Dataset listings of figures
———

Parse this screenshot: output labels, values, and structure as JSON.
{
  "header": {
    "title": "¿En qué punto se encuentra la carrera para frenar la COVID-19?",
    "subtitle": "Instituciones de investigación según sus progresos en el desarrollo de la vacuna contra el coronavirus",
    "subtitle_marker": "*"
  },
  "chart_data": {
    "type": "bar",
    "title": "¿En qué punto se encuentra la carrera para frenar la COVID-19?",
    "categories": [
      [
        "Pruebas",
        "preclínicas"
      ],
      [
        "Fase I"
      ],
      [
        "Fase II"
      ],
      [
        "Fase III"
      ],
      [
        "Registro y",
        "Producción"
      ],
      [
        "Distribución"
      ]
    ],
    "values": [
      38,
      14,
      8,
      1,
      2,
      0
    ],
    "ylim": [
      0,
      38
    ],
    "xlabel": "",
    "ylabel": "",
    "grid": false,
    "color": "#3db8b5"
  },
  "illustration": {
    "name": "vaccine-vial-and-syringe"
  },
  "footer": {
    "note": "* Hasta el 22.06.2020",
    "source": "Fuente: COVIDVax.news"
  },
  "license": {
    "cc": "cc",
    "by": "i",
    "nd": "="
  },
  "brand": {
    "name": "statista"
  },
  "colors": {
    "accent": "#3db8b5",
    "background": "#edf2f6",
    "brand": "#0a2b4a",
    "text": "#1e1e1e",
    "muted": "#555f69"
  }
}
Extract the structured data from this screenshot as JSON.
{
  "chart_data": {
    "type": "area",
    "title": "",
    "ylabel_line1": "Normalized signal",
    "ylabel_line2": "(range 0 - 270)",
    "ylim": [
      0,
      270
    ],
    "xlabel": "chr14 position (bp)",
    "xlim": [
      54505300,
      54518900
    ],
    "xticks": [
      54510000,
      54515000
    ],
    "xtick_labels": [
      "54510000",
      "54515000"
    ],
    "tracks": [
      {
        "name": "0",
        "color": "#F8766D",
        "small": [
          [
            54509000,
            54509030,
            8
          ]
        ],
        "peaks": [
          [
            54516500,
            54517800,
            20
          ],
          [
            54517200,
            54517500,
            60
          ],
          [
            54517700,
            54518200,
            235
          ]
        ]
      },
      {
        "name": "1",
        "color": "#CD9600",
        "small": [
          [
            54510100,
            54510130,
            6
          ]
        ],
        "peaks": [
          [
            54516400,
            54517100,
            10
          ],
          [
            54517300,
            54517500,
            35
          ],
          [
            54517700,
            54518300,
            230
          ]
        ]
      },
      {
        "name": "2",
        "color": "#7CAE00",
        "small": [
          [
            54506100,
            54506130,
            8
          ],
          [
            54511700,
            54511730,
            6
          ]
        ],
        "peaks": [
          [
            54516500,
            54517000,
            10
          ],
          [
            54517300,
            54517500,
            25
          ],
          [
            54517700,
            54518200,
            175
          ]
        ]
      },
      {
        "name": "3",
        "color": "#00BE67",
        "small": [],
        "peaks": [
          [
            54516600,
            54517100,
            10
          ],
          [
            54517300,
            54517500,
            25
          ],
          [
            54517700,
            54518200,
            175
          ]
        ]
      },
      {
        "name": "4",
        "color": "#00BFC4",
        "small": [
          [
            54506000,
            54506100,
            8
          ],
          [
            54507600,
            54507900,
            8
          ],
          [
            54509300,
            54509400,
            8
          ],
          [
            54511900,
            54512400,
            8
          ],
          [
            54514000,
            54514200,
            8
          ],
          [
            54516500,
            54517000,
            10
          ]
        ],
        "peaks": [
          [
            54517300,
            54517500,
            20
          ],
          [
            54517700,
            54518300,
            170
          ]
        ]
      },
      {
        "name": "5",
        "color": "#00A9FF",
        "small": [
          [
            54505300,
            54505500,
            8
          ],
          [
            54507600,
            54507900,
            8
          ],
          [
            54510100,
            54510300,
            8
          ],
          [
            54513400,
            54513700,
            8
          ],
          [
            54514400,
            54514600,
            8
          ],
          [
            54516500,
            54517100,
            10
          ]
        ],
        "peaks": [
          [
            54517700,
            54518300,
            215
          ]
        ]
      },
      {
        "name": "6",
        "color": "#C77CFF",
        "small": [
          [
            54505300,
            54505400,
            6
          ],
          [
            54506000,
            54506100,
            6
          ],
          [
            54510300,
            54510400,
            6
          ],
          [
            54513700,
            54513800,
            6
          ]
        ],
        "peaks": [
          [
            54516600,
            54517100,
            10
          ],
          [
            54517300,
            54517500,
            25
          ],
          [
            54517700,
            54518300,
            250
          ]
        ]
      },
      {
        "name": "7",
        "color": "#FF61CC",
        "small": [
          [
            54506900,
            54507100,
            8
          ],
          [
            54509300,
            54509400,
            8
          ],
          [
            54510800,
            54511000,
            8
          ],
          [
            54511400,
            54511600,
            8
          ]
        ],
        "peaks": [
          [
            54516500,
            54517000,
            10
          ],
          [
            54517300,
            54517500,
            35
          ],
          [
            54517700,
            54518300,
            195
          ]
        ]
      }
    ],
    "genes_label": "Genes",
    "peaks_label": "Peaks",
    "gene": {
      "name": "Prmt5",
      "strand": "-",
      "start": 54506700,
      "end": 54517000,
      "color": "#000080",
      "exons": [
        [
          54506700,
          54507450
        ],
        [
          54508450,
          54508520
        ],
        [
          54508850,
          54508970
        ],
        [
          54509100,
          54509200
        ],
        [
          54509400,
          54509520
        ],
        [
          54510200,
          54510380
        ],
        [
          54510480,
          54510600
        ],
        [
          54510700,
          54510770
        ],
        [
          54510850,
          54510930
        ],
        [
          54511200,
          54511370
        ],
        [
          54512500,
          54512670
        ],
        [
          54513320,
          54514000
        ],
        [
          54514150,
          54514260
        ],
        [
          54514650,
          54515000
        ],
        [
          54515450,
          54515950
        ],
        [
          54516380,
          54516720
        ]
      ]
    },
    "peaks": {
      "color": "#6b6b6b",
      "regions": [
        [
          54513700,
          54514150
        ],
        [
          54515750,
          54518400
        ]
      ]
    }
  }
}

———

■ **Aim of the task**: Where a line above holds the string "name", show that line.

■ **Response area**:
    "name": "vaccine-vial-and-syringe"
    "name": "statista"
        "name": "0",
        "name": "1",
        "name": "2",
        "name": "3",
        "name": "4",
        "name": "5",
        "name": "6",
        "name": "7",
      "name": "Prmt5",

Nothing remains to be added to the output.